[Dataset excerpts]
******************************
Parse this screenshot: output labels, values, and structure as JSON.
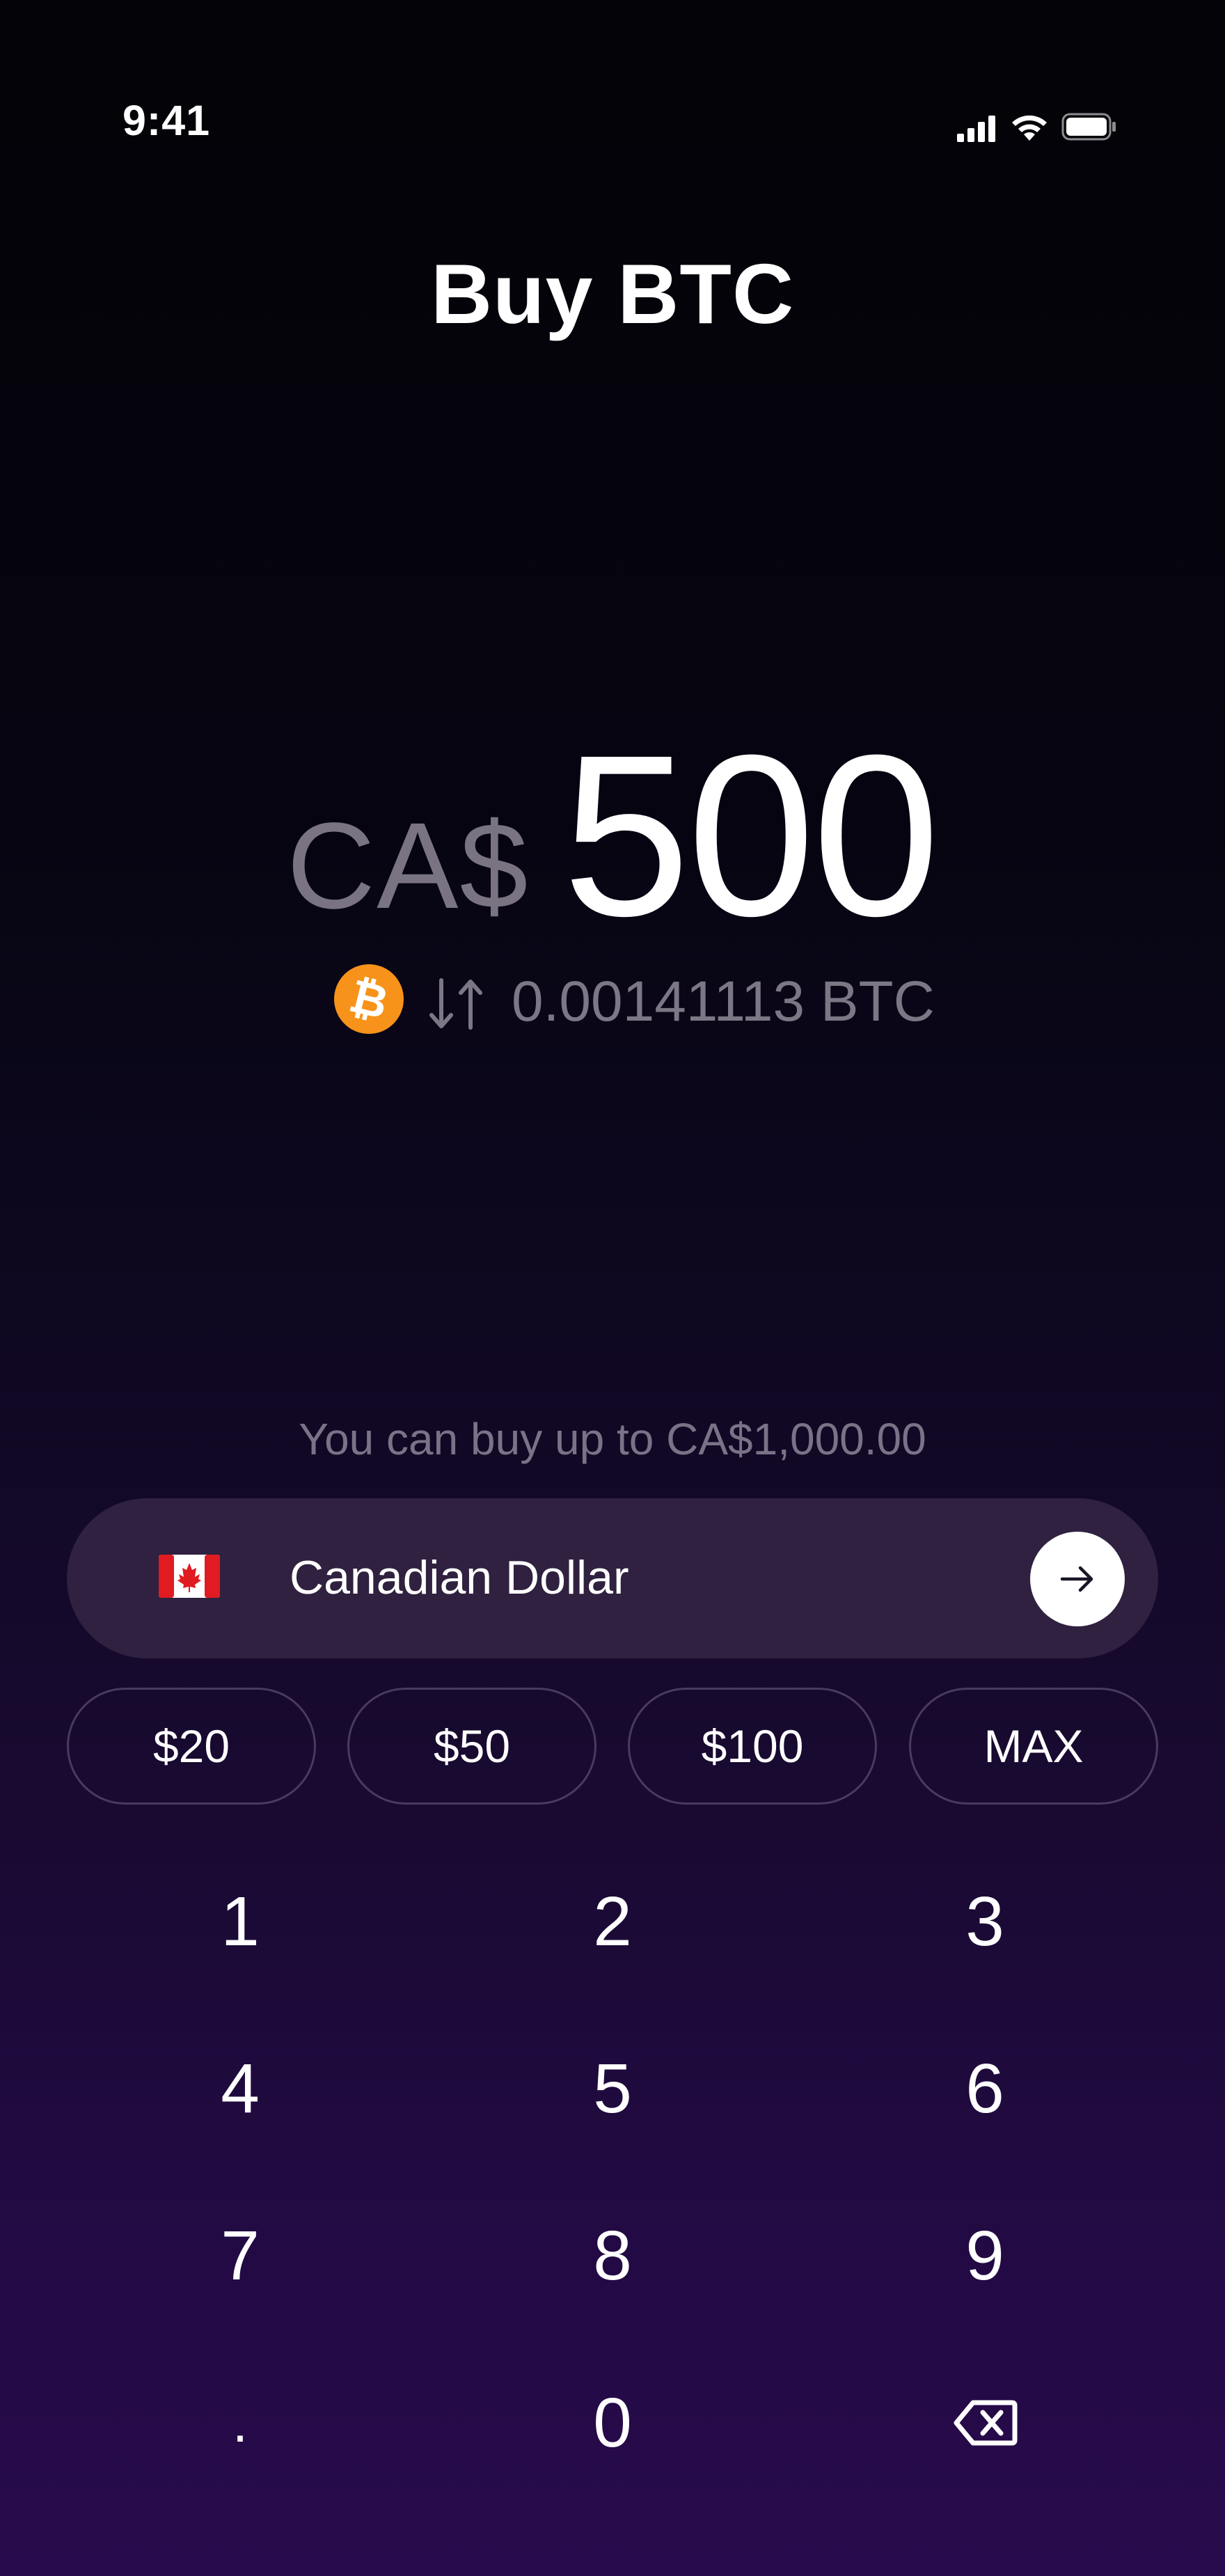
{
  "status_bar": {
    "time": "9:41",
    "icons": [
      "signal-icon",
      "wifi-icon",
      "battery-icon"
    ]
  },
  "header": {
    "title": "Buy BTC"
  },
  "amount": {
    "currency_prefix": "CA$",
    "value": "500",
    "conversion_text": "0.00141113 BTC",
    "coin_icon": "bitcoin-icon",
    "swap_icon": "swap-arrows-icon"
  },
  "limit": {
    "text": "You can buy up to CA$1,000.00"
  },
  "currency_selector": {
    "flag_icon": "canada-flag-icon",
    "name": "Canadian Dollar",
    "next_icon": "arrow-right-icon"
  },
  "quick_amounts": [
    "$20",
    "$50",
    "$100",
    "MAX"
  ],
  "keypad": {
    "keys": [
      "1",
      "2",
      "3",
      "4",
      "5",
      "6",
      "7",
      "8",
      "9",
      ".",
      "0"
    ],
    "backspace_icon": "backspace-icon"
  },
  "colors": {
    "bitcoin_orange": "#f7931a",
    "selector_bg": "#2f213f",
    "muted_text": "#7a7388",
    "background_bottom": "#280b4c"
  }
}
******************************
Reproduce each line exactly as it appears, omitting the pictures.

[Answer]
Parse this screenshot: output labels, values, and structure as JSON.
{
  "status_bar": {
    "time": "9:41",
    "icons": [
      "signal-icon",
      "wifi-icon",
      "battery-icon"
    ]
  },
  "header": {
    "title": "Buy BTC"
  },
  "amount": {
    "currency_prefix": "CA$",
    "value": "500",
    "conversion_text": "0.00141113 BTC",
    "coin_icon": "bitcoin-icon",
    "swap_icon": "swap-arrows-icon"
  },
  "limit": {
    "text": "You can buy up to CA$1,000.00"
  },
  "currency_selector": {
    "flag_icon": "canada-flag-icon",
    "name": "Canadian Dollar",
    "next_icon": "arrow-right-icon"
  },
  "quick_amounts": [
    "$20",
    "$50",
    "$100",
    "MAX"
  ],
  "keypad": {
    "keys": [
      "1",
      "2",
      "3",
      "4",
      "5",
      "6",
      "7",
      "8",
      "9",
      ".",
      "0"
    ],
    "backspace_icon": "backspace-icon"
  },
  "colors": {
    "bitcoin_orange": "#f7931a",
    "selector_bg": "#2f213f",
    "muted_text": "#7a7388",
    "background_bottom": "#280b4c"
  }
}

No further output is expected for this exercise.